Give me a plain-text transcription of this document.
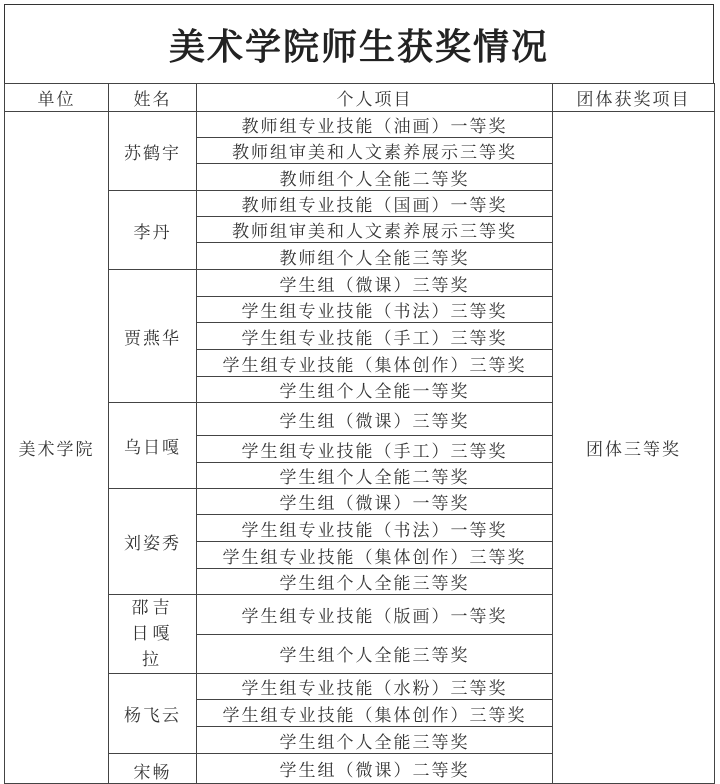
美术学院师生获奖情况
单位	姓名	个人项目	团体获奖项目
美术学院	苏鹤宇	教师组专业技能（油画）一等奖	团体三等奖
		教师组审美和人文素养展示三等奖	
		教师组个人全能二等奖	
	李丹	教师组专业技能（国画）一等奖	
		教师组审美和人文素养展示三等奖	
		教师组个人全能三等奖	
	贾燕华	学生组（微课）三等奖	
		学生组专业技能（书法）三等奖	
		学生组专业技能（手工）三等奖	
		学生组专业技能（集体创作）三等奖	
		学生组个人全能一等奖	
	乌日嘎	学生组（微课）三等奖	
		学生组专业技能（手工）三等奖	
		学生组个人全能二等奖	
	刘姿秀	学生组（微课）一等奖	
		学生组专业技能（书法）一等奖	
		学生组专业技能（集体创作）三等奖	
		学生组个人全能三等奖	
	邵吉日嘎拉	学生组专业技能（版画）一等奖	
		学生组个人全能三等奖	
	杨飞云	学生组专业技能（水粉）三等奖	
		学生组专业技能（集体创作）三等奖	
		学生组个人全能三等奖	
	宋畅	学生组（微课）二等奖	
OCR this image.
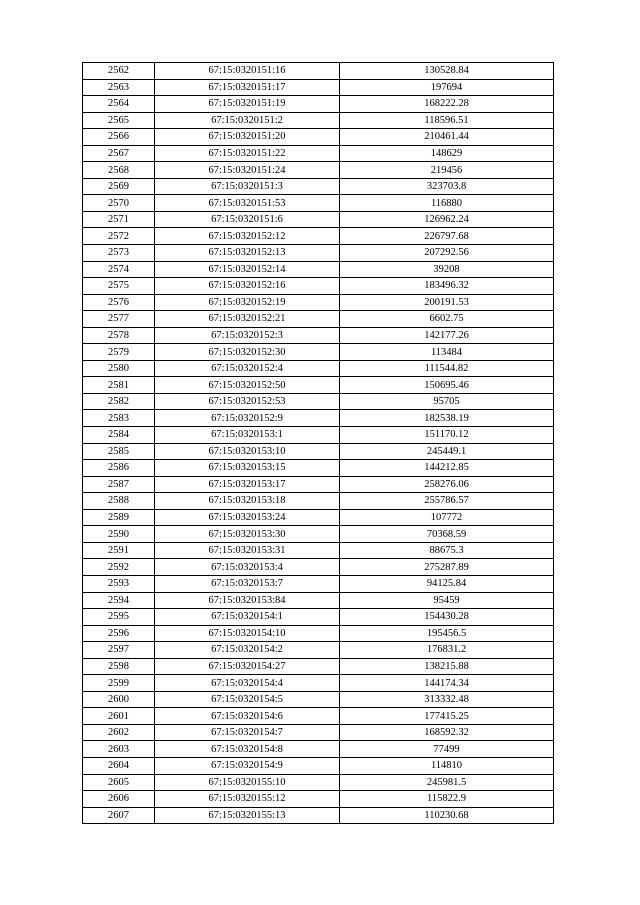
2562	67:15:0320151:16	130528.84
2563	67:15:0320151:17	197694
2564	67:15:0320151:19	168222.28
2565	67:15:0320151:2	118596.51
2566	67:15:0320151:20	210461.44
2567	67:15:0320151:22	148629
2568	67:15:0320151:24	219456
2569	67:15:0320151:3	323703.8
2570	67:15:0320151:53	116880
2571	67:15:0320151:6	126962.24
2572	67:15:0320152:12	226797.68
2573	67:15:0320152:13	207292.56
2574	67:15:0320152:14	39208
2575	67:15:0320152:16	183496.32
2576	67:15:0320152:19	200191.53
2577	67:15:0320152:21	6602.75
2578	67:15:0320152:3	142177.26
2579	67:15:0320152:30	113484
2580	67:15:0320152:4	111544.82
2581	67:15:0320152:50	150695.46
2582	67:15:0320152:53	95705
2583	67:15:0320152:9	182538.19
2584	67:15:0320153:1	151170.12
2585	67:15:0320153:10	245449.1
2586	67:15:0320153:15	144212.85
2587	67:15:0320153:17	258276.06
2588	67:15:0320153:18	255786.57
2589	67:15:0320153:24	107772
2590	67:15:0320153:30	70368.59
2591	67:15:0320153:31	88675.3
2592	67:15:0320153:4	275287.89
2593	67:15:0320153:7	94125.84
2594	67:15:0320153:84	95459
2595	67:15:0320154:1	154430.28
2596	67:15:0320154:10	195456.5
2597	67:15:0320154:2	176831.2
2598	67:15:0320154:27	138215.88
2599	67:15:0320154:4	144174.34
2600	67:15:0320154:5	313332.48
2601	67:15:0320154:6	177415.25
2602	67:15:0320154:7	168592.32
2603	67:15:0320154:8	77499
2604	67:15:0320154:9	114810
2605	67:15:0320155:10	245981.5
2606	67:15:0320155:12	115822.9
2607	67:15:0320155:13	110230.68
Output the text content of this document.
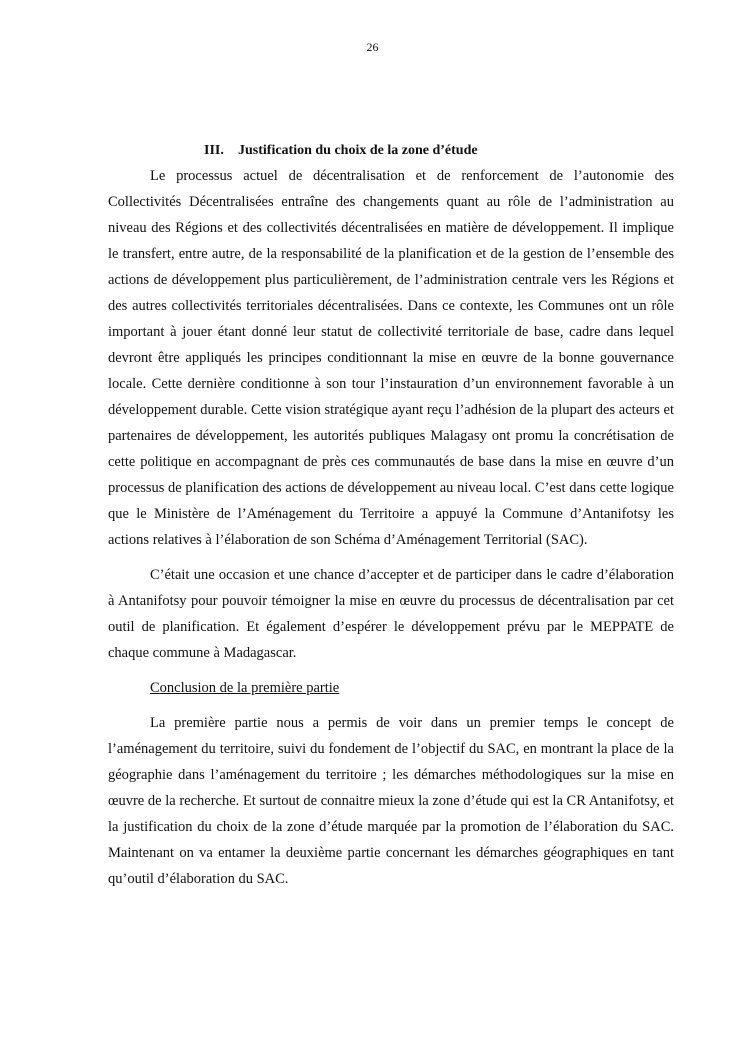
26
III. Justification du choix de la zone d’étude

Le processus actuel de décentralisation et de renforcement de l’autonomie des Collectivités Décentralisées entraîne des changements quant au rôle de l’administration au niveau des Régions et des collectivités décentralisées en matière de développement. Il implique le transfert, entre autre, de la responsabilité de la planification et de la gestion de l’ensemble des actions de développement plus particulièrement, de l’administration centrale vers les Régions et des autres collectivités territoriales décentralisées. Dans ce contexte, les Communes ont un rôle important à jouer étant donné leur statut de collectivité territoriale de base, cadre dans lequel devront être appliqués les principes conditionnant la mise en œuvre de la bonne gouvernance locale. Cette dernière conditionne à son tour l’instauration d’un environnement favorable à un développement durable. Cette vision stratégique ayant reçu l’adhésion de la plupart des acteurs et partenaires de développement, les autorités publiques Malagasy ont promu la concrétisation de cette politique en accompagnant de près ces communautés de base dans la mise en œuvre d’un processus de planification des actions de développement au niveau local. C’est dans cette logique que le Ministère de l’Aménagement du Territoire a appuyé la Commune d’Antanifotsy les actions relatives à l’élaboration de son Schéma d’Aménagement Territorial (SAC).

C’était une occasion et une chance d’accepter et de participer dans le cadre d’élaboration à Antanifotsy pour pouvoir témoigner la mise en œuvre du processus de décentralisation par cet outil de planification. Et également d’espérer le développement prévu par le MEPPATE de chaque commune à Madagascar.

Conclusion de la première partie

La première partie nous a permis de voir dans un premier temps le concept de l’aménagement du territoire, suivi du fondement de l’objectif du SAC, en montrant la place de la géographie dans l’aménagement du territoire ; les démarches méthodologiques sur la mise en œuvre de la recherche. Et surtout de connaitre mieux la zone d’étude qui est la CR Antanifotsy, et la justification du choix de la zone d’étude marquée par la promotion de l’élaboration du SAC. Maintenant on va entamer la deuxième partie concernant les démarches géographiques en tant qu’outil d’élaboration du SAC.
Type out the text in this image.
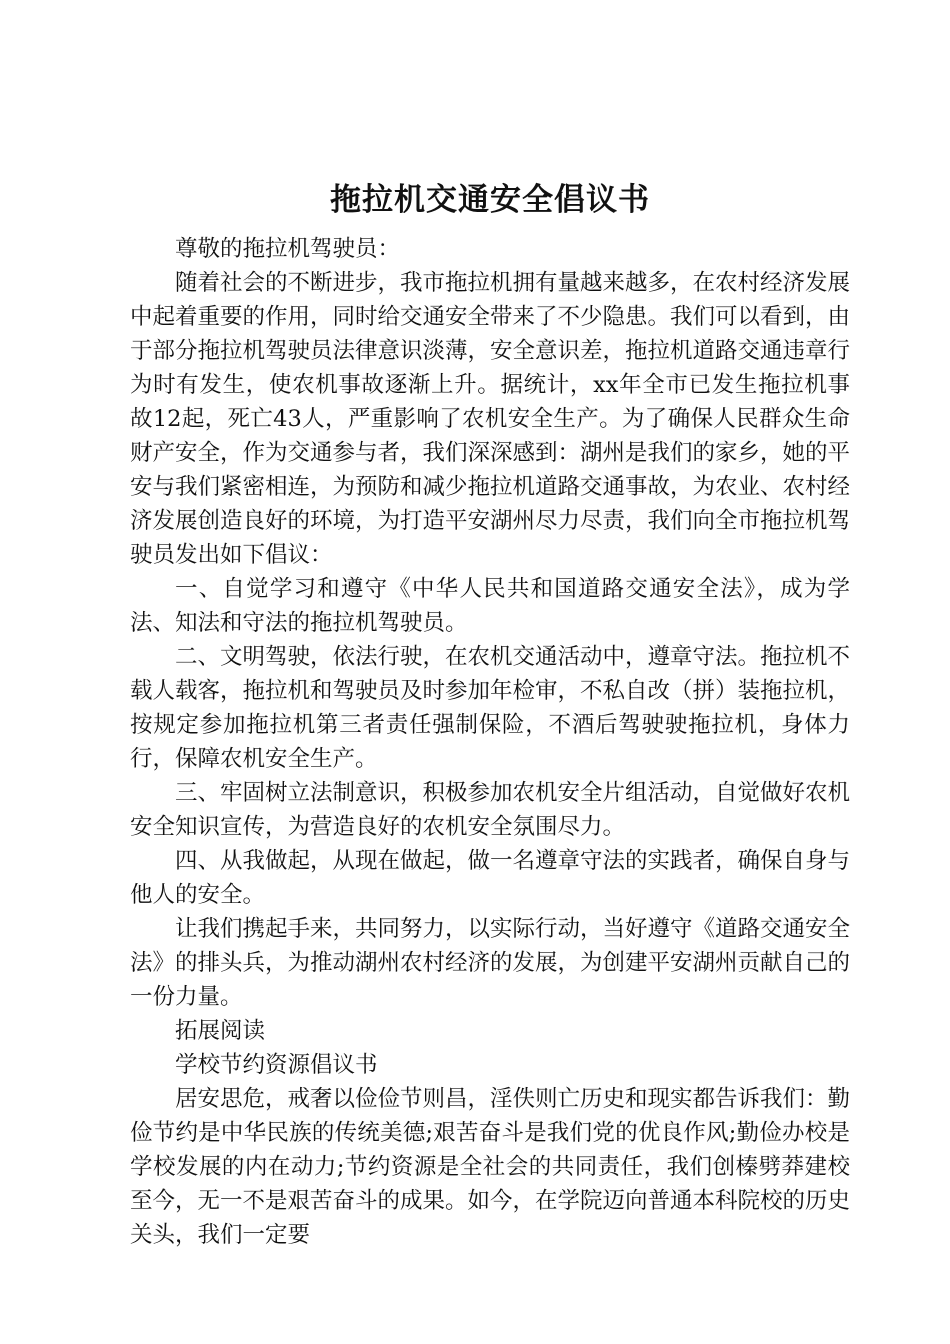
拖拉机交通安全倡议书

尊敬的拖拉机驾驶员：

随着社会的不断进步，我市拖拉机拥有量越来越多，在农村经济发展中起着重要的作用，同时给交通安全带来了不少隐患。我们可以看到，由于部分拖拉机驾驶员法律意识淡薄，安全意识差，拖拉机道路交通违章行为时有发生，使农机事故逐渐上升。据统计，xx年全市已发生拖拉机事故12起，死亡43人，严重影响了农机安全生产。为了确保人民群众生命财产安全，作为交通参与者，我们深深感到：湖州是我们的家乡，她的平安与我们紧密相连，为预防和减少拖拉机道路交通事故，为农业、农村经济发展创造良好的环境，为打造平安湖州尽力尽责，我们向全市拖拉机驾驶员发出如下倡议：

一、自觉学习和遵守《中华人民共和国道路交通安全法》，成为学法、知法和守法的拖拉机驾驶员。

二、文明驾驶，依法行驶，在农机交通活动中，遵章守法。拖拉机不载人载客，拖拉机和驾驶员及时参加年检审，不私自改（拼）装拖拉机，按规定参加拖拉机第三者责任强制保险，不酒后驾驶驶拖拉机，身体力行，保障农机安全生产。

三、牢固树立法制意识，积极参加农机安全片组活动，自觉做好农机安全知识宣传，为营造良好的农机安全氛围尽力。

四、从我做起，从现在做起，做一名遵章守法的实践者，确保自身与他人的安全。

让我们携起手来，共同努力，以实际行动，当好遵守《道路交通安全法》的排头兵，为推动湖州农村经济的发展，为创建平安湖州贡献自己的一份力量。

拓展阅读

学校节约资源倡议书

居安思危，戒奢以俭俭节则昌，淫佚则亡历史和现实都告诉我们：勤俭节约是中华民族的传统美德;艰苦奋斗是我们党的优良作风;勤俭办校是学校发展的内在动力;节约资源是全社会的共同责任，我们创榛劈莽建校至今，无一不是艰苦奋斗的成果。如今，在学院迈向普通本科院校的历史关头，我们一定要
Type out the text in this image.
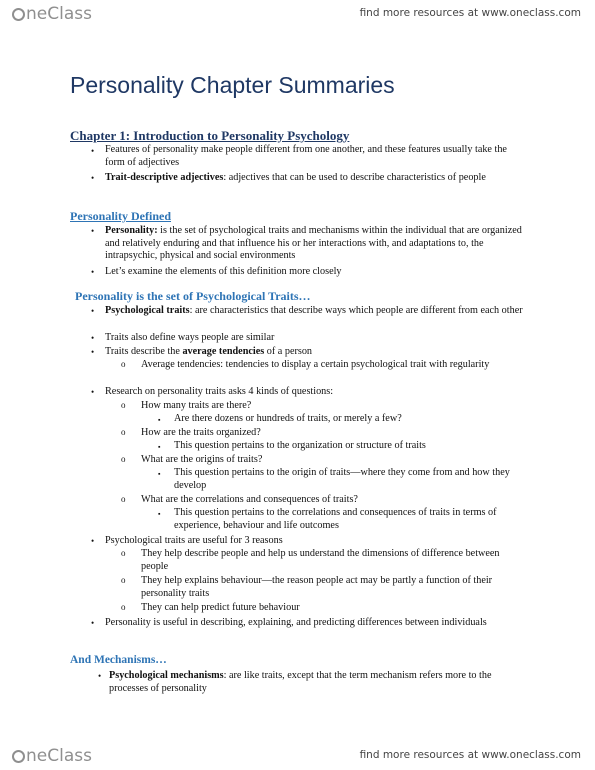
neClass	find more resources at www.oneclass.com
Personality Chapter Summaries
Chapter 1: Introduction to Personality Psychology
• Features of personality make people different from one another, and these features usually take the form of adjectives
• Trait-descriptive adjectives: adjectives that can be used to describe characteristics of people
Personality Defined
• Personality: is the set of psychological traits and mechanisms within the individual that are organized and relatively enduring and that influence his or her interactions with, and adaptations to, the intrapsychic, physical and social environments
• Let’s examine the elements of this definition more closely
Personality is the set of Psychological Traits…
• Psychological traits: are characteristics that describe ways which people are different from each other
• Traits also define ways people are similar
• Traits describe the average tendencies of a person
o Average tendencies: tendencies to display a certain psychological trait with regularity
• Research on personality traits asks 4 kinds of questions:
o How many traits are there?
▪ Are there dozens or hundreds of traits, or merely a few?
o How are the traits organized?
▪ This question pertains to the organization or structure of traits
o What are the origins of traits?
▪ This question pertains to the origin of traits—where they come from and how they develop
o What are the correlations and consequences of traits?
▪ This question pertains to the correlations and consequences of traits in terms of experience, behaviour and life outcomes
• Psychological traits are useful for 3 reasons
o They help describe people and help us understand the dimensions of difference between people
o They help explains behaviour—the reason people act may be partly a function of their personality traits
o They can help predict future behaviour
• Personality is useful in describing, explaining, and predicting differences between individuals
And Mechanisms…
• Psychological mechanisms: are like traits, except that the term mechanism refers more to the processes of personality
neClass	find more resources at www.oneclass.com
....
_REQUIRED WORK_: Gather every line containing the word "pertains" and copy it.

_TASK SOLUTION_:
▪ This question pertains to the organization or structure of traits
▪ This question pertains to the origin of traits—where they come from and how they develop
▪ This question pertains to the correlations and consequences of traits in terms of experience, behaviour and life outcomes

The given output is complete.